◆ **Task goal**
Return the records word for word. Any pictures in them are not part of the copy.
## start Input data
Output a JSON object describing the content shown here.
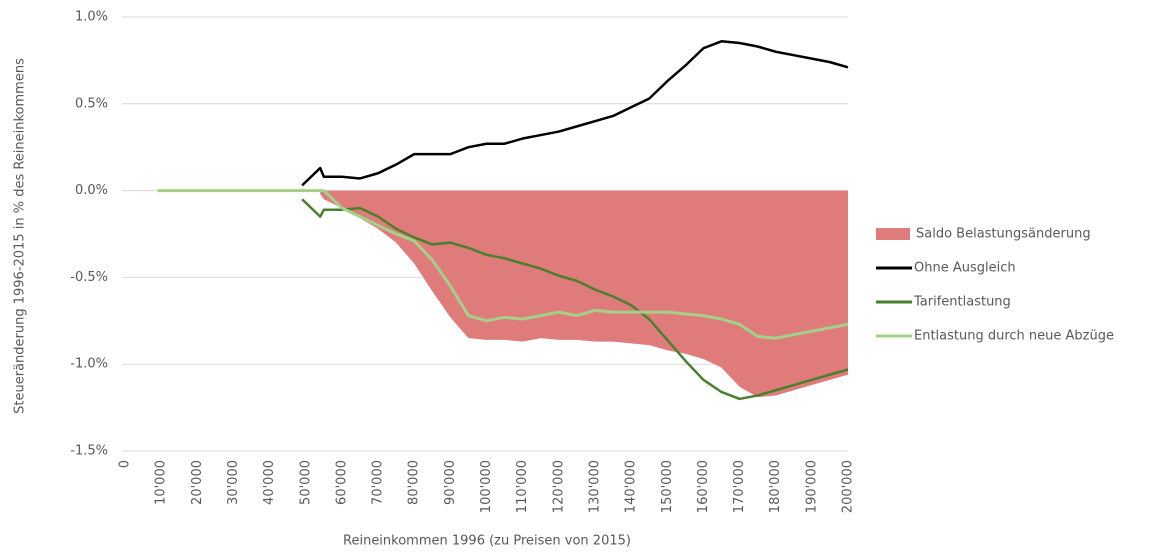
{
  "chart_data": {
    "type": "line",
    "ylabel": "Steueränderung 1996-2015 in % des Reineinkommens",
    "xlabel": "Reineinkommen 1996  (zu Preisen von 2015)",
    "x": [
      9000,
      20000,
      30000,
      40000,
      49000,
      54000,
      55000,
      60000,
      65000,
      70000,
      75000,
      80000,
      85000,
      90000,
      95000,
      100000,
      105000,
      110000,
      115000,
      120000,
      125000,
      130000,
      135000,
      140000,
      145000,
      150000,
      155000,
      160000,
      165000,
      170000,
      175000,
      180000,
      185000,
      190000,
      195000,
      200000
    ],
    "series": [
      {
        "name": "Saldo Belastungsänderung",
        "type": "area",
        "color": "#e07b7b",
        "values": [
          null,
          null,
          null,
          null,
          null,
          -0.02,
          -0.05,
          -0.1,
          -0.16,
          -0.22,
          -0.3,
          -0.42,
          -0.58,
          -0.73,
          -0.85,
          -0.86,
          -0.86,
          -0.87,
          -0.85,
          -0.86,
          -0.86,
          -0.87,
          -0.87,
          -0.88,
          -0.89,
          -0.92,
          -0.94,
          -0.97,
          -1.02,
          -1.13,
          -1.19,
          -1.18,
          -1.15,
          -1.12,
          -1.09,
          -1.06
        ]
      },
      {
        "name": "Ohne Ausgleich",
        "type": "line",
        "color": "#000000",
        "values": [
          null,
          null,
          null,
          null,
          0.03,
          0.13,
          0.08,
          0.08,
          0.07,
          0.1,
          0.15,
          0.21,
          0.21,
          0.21,
          0.25,
          0.27,
          0.27,
          0.3,
          0.32,
          0.34,
          0.37,
          0.4,
          0.43,
          0.48,
          0.53,
          0.63,
          0.72,
          0.82,
          0.86,
          0.85,
          0.83,
          0.8,
          0.78,
          0.76,
          0.74,
          0.71
        ]
      },
      {
        "name": "Tarifentlastung",
        "type": "line",
        "color": "#4a7f2e",
        "values": [
          null,
          null,
          null,
          null,
          -0.05,
          -0.15,
          -0.11,
          -0.11,
          -0.1,
          -0.15,
          -0.22,
          -0.27,
          -0.31,
          -0.3,
          -0.33,
          -0.37,
          -0.39,
          -0.42,
          -0.45,
          -0.49,
          -0.52,
          -0.57,
          -0.61,
          -0.66,
          -0.74,
          -0.86,
          -0.98,
          -1.09,
          -1.16,
          -1.2,
          -1.18,
          -1.15,
          -1.12,
          -1.09,
          -1.06,
          -1.03
        ]
      },
      {
        "name": "Entlastung durch neue Abzüge",
        "type": "line",
        "color": "#a3d18a",
        "values": [
          0,
          0,
          0,
          0,
          0,
          0,
          0,
          -0.1,
          -0.15,
          -0.2,
          -0.25,
          -0.29,
          -0.4,
          -0.55,
          -0.72,
          -0.75,
          -0.73,
          -0.74,
          -0.72,
          -0.7,
          -0.72,
          -0.69,
          -0.7,
          -0.7,
          -0.7,
          -0.7,
          -0.71,
          -0.72,
          -0.74,
          -0.77,
          -0.84,
          -0.85,
          -0.83,
          -0.81,
          -0.79,
          -0.77
        ]
      }
    ],
    "xlim": [
      0,
      200000
    ],
    "xticks": [
      0,
      {
        "value": 10000,
        "label": "10'000"
      },
      {
        "value": 20000,
        "label": "20'000"
      },
      {
        "value": 30000,
        "label": "30'000"
      },
      {
        "value": 40000,
        "label": "40'000"
      },
      {
        "value": 50000,
        "label": "50'000"
      },
      {
        "value": 60000,
        "label": "60'000"
      },
      {
        "value": 70000,
        "label": "70'000"
      },
      {
        "value": 80000,
        "label": "80'000"
      },
      {
        "value": 90000,
        "label": "90'000"
      },
      {
        "value": 100000,
        "label": "100'000"
      },
      {
        "value": 110000,
        "label": "110'000"
      },
      {
        "value": 120000,
        "label": "120'000"
      },
      {
        "value": 130000,
        "label": "130'000"
      },
      {
        "value": 140000,
        "label": "140'000"
      },
      {
        "value": 150000,
        "label": "150'000"
      },
      {
        "value": 160000,
        "label": "160'000"
      },
      {
        "value": 170000,
        "label": "170'000"
      },
      {
        "value": 180000,
        "label": "180'000"
      },
      {
        "value": 190000,
        "label": "190'000"
      },
      {
        "value": 200000,
        "label": "200'000"
      }
    ],
    "ylim": [
      -1.5,
      1
    ],
    "yticks": [
      {
        "value": 1,
        "label": "1.0%"
      },
      {
        "value": 0.5,
        "label": "0.5%"
      },
      {
        "value": 0,
        "label": "0.0%"
      },
      {
        "value": -0.5,
        "label": "-0.5%"
      },
      {
        "value": -1,
        "label": "-1.0%"
      },
      {
        "value": -1.5,
        "label": "-1.5%"
      }
    ],
    "grid": true,
    "legend": "right"
  }
}
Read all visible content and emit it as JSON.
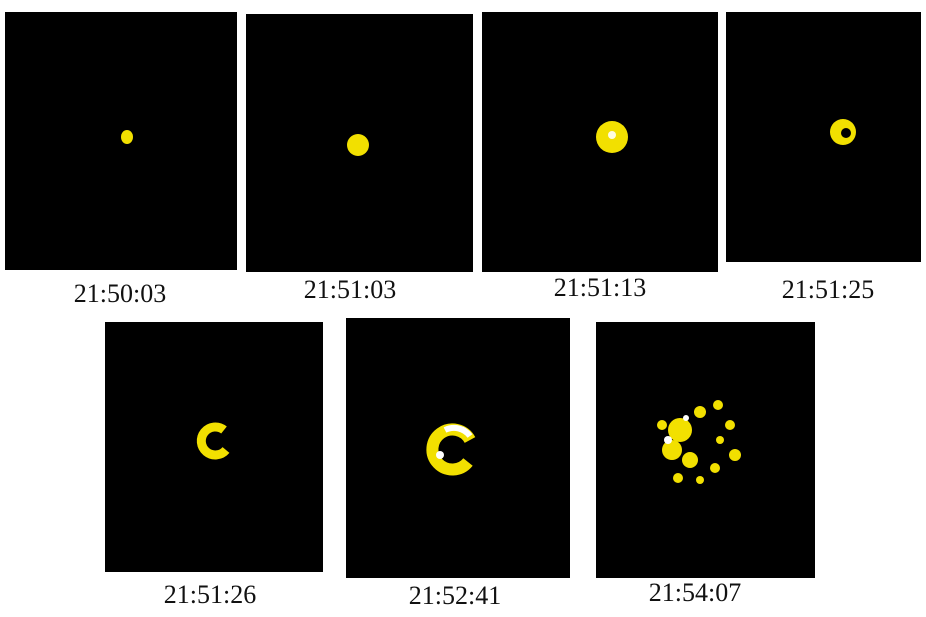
{
  "panels": [
    {
      "label": "21:50:03"
    },
    {
      "label": "21:51:03"
    },
    {
      "label": "21:51:13"
    },
    {
      "label": "21:51:25"
    },
    {
      "label": "21:51:26"
    },
    {
      "label": "21:52:41"
    },
    {
      "label": "21:54:07"
    }
  ]
}
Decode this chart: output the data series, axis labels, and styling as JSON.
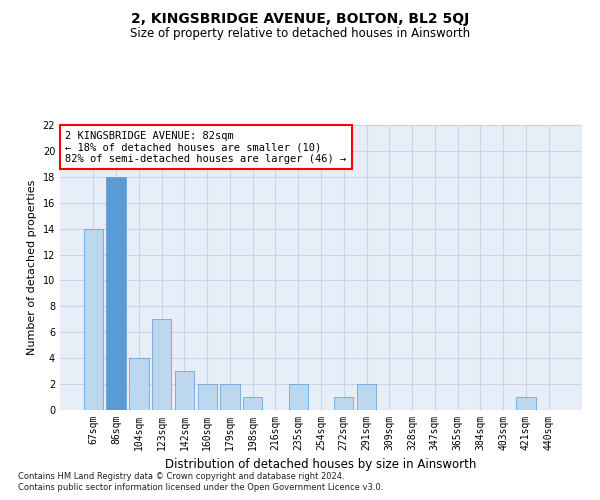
{
  "title": "2, KINGSBRIDGE AVENUE, BOLTON, BL2 5QJ",
  "subtitle": "Size of property relative to detached houses in Ainsworth",
  "xlabel": "Distribution of detached houses by size in Ainsworth",
  "ylabel": "Number of detached properties",
  "categories": [
    "67sqm",
    "86sqm",
    "104sqm",
    "123sqm",
    "142sqm",
    "160sqm",
    "179sqm",
    "198sqm",
    "216sqm",
    "235sqm",
    "254sqm",
    "272sqm",
    "291sqm",
    "309sqm",
    "328sqm",
    "347sqm",
    "365sqm",
    "384sqm",
    "403sqm",
    "421sqm",
    "440sqm"
  ],
  "values": [
    14,
    18,
    4,
    7,
    3,
    2,
    2,
    1,
    0,
    2,
    0,
    1,
    2,
    0,
    0,
    0,
    0,
    0,
    0,
    1,
    0
  ],
  "highlight_index": 1,
  "highlight_color": "#5b9bd5",
  "normal_color": "#bdd7ee",
  "ylim": [
    0,
    22
  ],
  "yticks": [
    0,
    2,
    4,
    6,
    8,
    10,
    12,
    14,
    16,
    18,
    20,
    22
  ],
  "annotation_box_text": "2 KINGSBRIDGE AVENUE: 82sqm\n← 18% of detached houses are smaller (10)\n82% of semi-detached houses are larger (46) →",
  "footnote1": "Contains HM Land Registry data © Crown copyright and database right 2024.",
  "footnote2": "Contains public sector information licensed under the Open Government Licence v3.0.",
  "bar_edge_color": "#5b9bd5",
  "grid_color": "#c8d4e8",
  "bg_color": "#e8eef8",
  "title_fontsize": 10,
  "subtitle_fontsize": 8.5,
  "xlabel_fontsize": 8.5,
  "ylabel_fontsize": 8,
  "tick_fontsize": 7,
  "annot_fontsize": 7.5,
  "footnote_fontsize": 6
}
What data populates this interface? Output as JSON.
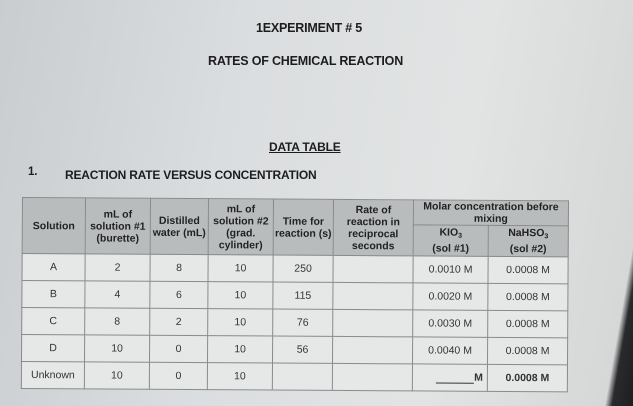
## end Input data
◆ **Written solution**
Output a JSON object describing the content shown here.
{
  "chart_data": {
    "type": "line",
    "ylabel": "Steueränderung 1996-2015 in % des Reineinkommens",
    "xlabel": "Reineinkommen 1996  (zu Preisen von 2015)",
    "x": [
      9000,
      20000,
      30000,
      40000,
      49000,
      54000,
      55000,
      60000,
      65000,
      70000,
      75000,
      80000,
      85000,
      90000,
      95000,
      100000,
      105000,
      110000,
      115000,
      120000,
      125000,
      130000,
      135000,
      140000,
      145000,
      150000,
      155000,
      160000,
      165000,
      170000,
      175000,
      180000,
      185000,
      190000,
      195000,
      200000
    ],
    "series": [
      {
        "name": "Saldo Belastungsänderung",
        "type": "area",
        "color": "#e07b7b",
        "values": [
          null,
          null,
          null,
          null,
          null,
          -0.02,
          -0.05,
          -0.1,
          -0.16,
          -0.22,
          -0.3,
          -0.42,
          -0.58,
          -0.73,
          -0.85,
          -0.86,
          -0.86,
          -0.87,
          -0.85,
          -0.86,
          -0.86,
          -0.87,
          -0.87,
          -0.88,
          -0.89,
          -0.92,
          -0.94,
          -0.97,
          -1.02,
          -1.13,
          -1.19,
          -1.18,
          -1.15,
          -1.12,
          -1.09,
          -1.06
        ]
      },
      {
        "name": "Ohne Ausgleich",
        "type": "line",
        "color": "#000000",
        "values": [
          null,
          null,
          null,
          null,
          0.03,
          0.13,
          0.08,
          0.08,
          0.07,
          0.1,
          0.15,
          0.21,
          0.21,
          0.21,
          0.25,
          0.27,
          0.27,
          0.3,
          0.32,
          0.34,
          0.37,
          0.4,
          0.43,
          0.48,
          0.53,
          0.63,
          0.72,
          0.82,
          0.86,
          0.85,
          0.83,
          0.8,
          0.78,
          0.76,
          0.74,
          0.71
        ]
      },
      {
        "name": "Tarifentlastung",
        "type": "line",
        "color": "#4a7f2e",
        "values": [
          null,
          null,
          null,
          null,
          -0.05,
          -0.15,
          -0.11,
          -0.11,
          -0.1,
          -0.15,
          -0.22,
          -0.27,
          -0.31,
          -0.3,
          -0.33,
          -0.37,
          -0.39,
          -0.42,
          -0.45,
          -0.49,
          -0.52,
          -0.57,
          -0.61,
          -0.66,
          -0.74,
          -0.86,
          -0.98,
          -1.09,
          -1.16,
          -1.2,
          -1.18,
          -1.15,
          -1.12,
          -1.09,
          -1.06,
          -1.03
        ]
      },
      {
        "name": "Entlastung durch neue Abzüge",
        "type": "line",
        "color": "#a3d18a",
        "values": [
          0,
          0,
          0,
          0,
          0,
          0,
          0,
          -0.1,
          -0.15,
          -0.2,
          -0.25,
          -0.29,
          -0.4,
          -0.55,
          -0.72,
          -0.75,
          -0.73,
          -0.74,
          -0.72,
          -0.7,
          -0.72,
          -0.69,
          -0.7,
          -0.7,
          -0.7,
          -0.7,
          -0.71,
          -0.72,
          -0.74,
          -0.77,
          -0.84,
          -0.85,
          -0.83,
          -0.81,
          -0.79,
          -0.77
        ]
      }
    ],
    "xlim": [
      0,
      200000
    ],
    "xticks": [
      0,
      {
        "value": 10000,
        "label": "10'000"
      },
      {
        "value": 20000,
        "label": "20'000"
      },
      {
        "value": 30000,
        "label": "30'000"
      },
      {
        "value": 40000,
        "label": "40'000"
      },
      {
        "value": 50000,
        "label": "50'000"
      },
      {
        "value": 60000,
        "label": "60'000"
      },
      {
        "value": 70000,
        "label": "70'000"
      },
      {
        "value": 80000,
        "label": "80'000"
      },
      {
        "value": 90000,
        "label": "90'000"
      },
      {
        "value": 100000,
        "label": "100'000"
      },
      {
        "value": 110000,
        "label": "110'000"
      },
      {
        "value": 120000,
        "label": "120'000"
      },
      {
        "value": 130000,
        "label": "130'000"
      },
      {
        "value": 140000,
        "label": "140'000"
      },
      {
        "value": 150000,
        "label": "150'000"
      },
      {
        "value": 160000,
        "label": "160'000"
      },
      {
        "value": 170000,
        "label": "170'000"
      },
      {
        "value": 180000,
        "label": "180'000"
      },
      {
        "value": 190000,
        "label": "190'000"
      },
      {
        "value": 200000,
        "label": "200'000"
      }
    ],
    "ylim": [
      -1.5,
      1
    ],
    "yticks": [
      {
        "value": 1,
        "label": "1.0%"
      },
      {
        "value": 0.5,
        "label": "0.5%"
      },
      {
        "value": 0,
        "label": "0.0%"
      },
      {
        "value": -0.5,
        "label": "-0.5%"
      },
      {
        "value": -1,
        "label": "-1.0%"
      },
      {
        "value": -1.5,
        "label": "-1.5%"
      }
    ],
    "grid": true,
    "legend": "right"
  }
}
Read all visible content and emit it as JSON.
{
  "panels": [
    {
      "label": "21:50:03"
    },
    {
      "label": "21:51:03"
    },
    {
      "label": "21:51:13"
    },
    {
      "label": "21:51:25"
    },
    {
      "label": "21:51:26"
    },
    {
      "label": "21:52:41"
    },
    {
      "label": "21:54:07"
    }
  ]
}
Decode this chart: output the data series, axis labels, and styling as JSON.
{
  "title": "2, KINGSBRIDGE AVENUE, BOLTON, BL2 5QJ",
  "subtitle": "Size of property relative to detached houses in Ainsworth",
  "xlabel": "Distribution of detached houses by size in Ainsworth",
  "ylabel": "Number of detached properties",
  "categories": [
    "67sqm",
    "86sqm",
    "104sqm",
    "123sqm",
    "142sqm",
    "160sqm",
    "179sqm",
    "198sqm",
    "216sqm",
    "235sqm",
    "254sqm",
    "272sqm",
    "291sqm",
    "309sqm",
    "328sqm",
    "347sqm",
    "365sqm",
    "384sqm",
    "403sqm",
    "421sqm",
    "440sqm"
  ],
  "values": [
    14,
    18,
    4,
    7,
    3,
    2,
    2,
    1,
    0,
    2,
    0,
    1,
    2,
    0,
    0,
    0,
    0,
    0,
    0,
    1,
    0
  ],
  "highlight_index": 1,
  "highlight_color": "#5b9bd5",
  "normal_color": "#bdd7ee",
  "ylim": [
    0,
    22
  ],
  "yticks": [
    0,
    2,
    4,
    6,
    8,
    10,
    12,
    14,
    16,
    18,
    20,
    22
  ],
  "annotation_box_text": "2 KINGSBRIDGE AVENUE: 82sqm\n← 18% of detached houses are smaller (10)\n82% of semi-detached houses are larger (46) →",
  "footnote1": "Contains HM Land Registry data © Crown copyright and database right 2024.",
  "footnote2": "Contains public sector information licensed under the Open Government Licence v3.0.",
  "bar_edge_color": "#5b9bd5",
  "grid_color": "#c8d4e8",
  "bg_color": "#e8eef8",
  "title_fontsize": 10,
  "subtitle_fontsize": 8.5,
  "xlabel_fontsize": 8.5,
  "ylabel_fontsize": 8,
  "tick_fontsize": 7,
  "annot_fontsize": 7.5,
  "footnote_fontsize": 6
}
What data populates this interface? Output as JSON.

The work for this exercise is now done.